**Actions to take**
**A.** Write out the part of the fraiseql-data project description below, starting with "Auto-Dependency Generation" and going on through "each by default)".
**B.** According to the fraiseql-data project description below, what is the minimum PostgreSQL version required?

**Passage provided**

Skip to main content

Schema-aware seed data generation for PostgreSQL

Project description

fraiseql-data

Schema-aware seed data generation for PostgreSQL with Trinity pattern support.

Quality Gate codecov Python 3.12+ License: MIT

Overview

fraiseql-data generates realistic test data for PostgreSQL databases by:

  • Introspecting your schema to understand tables, columns, and relationships
  • Respecting foreign key constraints with automatic dependency resolution
  • Supporting Trinity pattern (pk_*, id, identifier) for FraiseQL compatibility
  • Generating realistic data using Faker for domain-appropriate values
  • Correlating related columns (address, person, geo) for coherent rows
  • Handling complex scenarios like self-referencing tables, UNIQUE and CHECK constraints

Installation

# Using uv (recommended)
uv add fraiseql-data

# Or using pip
pip install fraiseql-data

Requirements:

  • Python 3.12+
  • PostgreSQL 14+
  • psycopg 3.1+

Quick Start

from psycopg import connect
from fraiseql_data import SeedBuilder

# Connect to database
conn = connect("postgresql://user:pass@localhost/mydb")

# Build seed plan (with seed common baseline)
builder = SeedBuilder(
    conn,
    schema="public",
    seed_common="db/seed_common.yaml"  # Optional but recommended
)
seeds = (
    builder
    .add("tb_manufacturer", count=10)
    .add("tb_model", count=50)
    .add("tb_variant", count=200)
    .execute()
)

# Access generated data
for manufacturer in seeds.tb_manufacturer:
    print(f"Created: {manufacturer.name} ({manufacturer.identifier})")

Features

Automatic Dependency Resolution

fraiseql-data automatically handles foreign key dependencies:

builder = SeedBuilder(conn, "public")

# No need to specify order - dependencies auto-resolved
seeds = (
    builder
    .add("tb_variant", count=100)      # Depends on tb_model
    .add("tb_model", count=20)         # Depends on tb_manufacturer
    .add("tb_manufacturer", count=5)   # No dependencies
    .execute()
)

# Inserts in correct order: manufacturer -> model -> variant

Auto-Dependency Generation

Automatically generate parent dependencies without manual specification:

# Auto-generate all FK dependencies (1 row each by default)
seeds = builder.add("tb_allocation", count=20, auto_deps=True).execute()

# Specify explicit counts per dependency
seeds = builder.add(
    "tb_allocation",
    count=100,
    auto_deps={
        "tb_organization": 3,
        "tb_machine": 10,
    }
).execute()

# With overrides on auto-generated dependencies
seeds = builder.add(
    "tb_allocation",
    count=50,
    auto_deps={
        "tb_organization": {
            "count": 2,
            "overrides": {"org_type": "nonprofit"},
        }
    }
).execute()

Trinity Pattern Support

Automatic handling of Trinity pattern (pk_*, id, identifier):

seeds = builder.add("tb_manufacturer", count=10).execute()

for mfr in seeds.tb_manufacturer:
    print(f"PK: {mfr.pk_manufacturer}")     # 1, 2, 3, ...
    print(f"ID: {mfr.id}")                  # UUID v4 with pattern
    print(f"Identifier: {mfr.identifier}")  # MANUFACTURER-001, ...

Realistic Data Generation

Uses Faker for domain-appropriate data:

# Faker automatically detects common column names:
# - email -> realistic email addresses
# - name, first_name, last_name -> person names
# - company, company_name -> company names
# - phone, phone_number -> phone numbers
# - address, street -> addresses

seeds = builder.add("tb_user", count=10).execute()

**Data provided**
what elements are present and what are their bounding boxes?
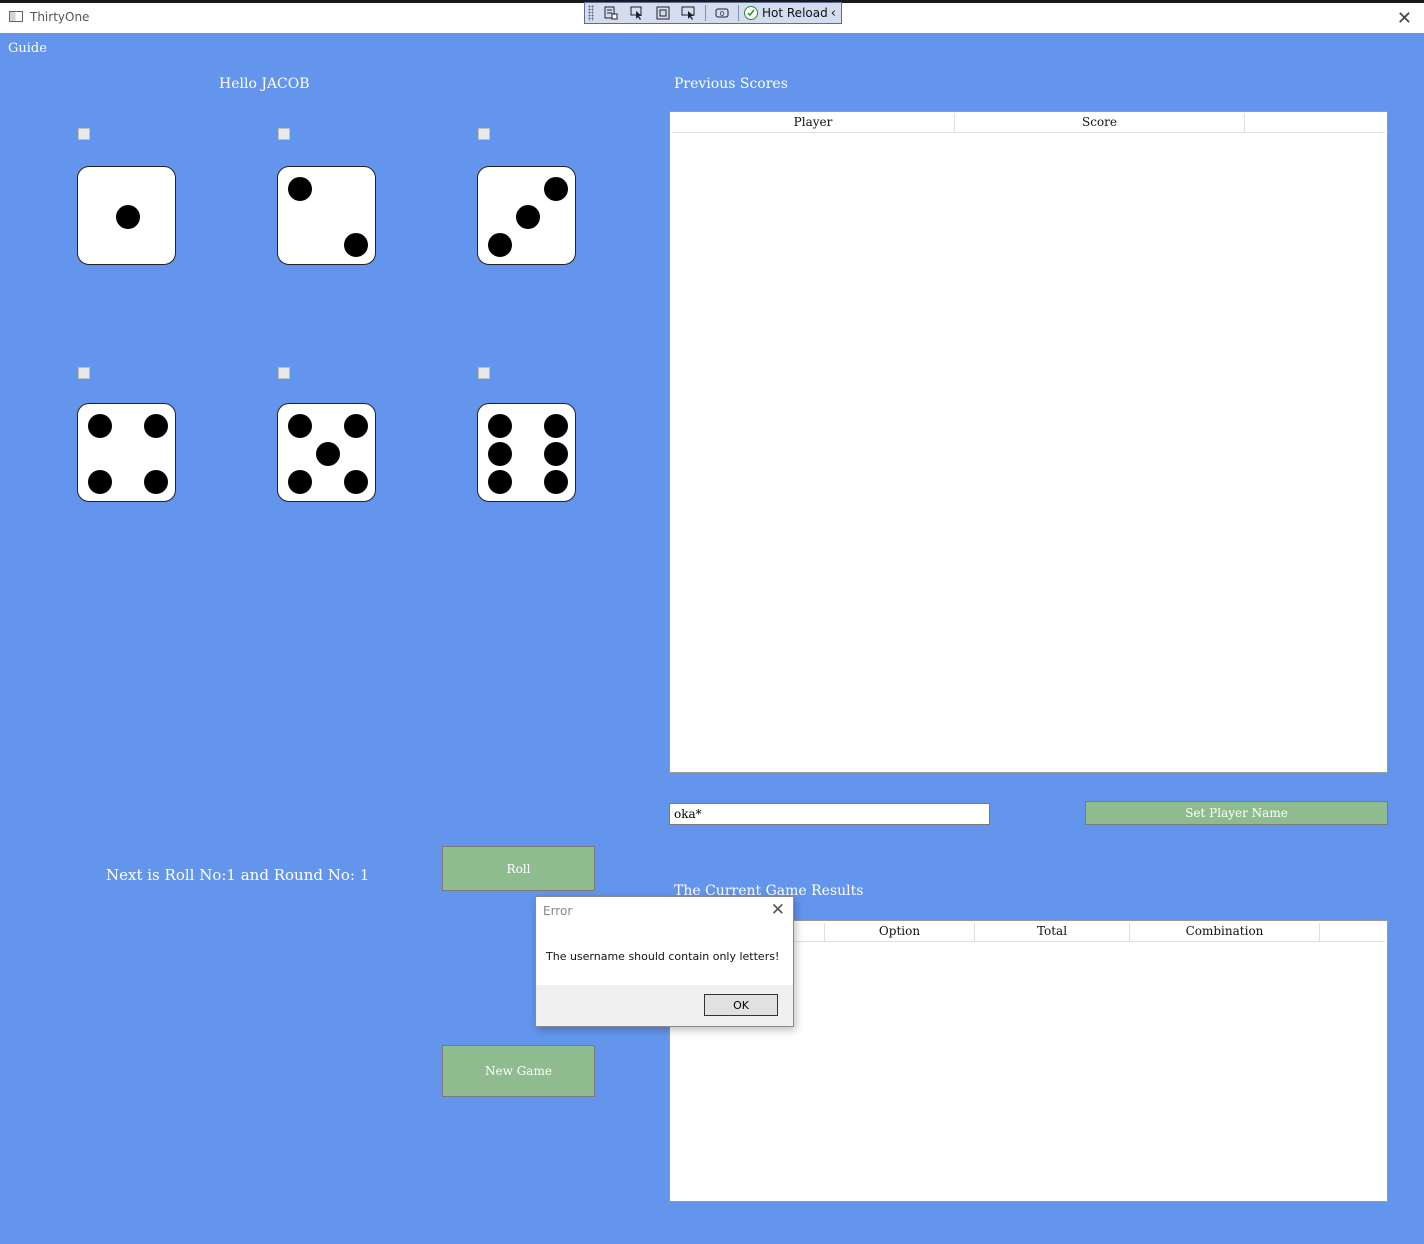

**Task-by-task outputs**
**A.**
Auto-Dependency Generation

Automatically generate parent dependencies without manual specification:

# Auto-generate all FK dependencies (1 row each by default)

**B.** PostgreSQL 14+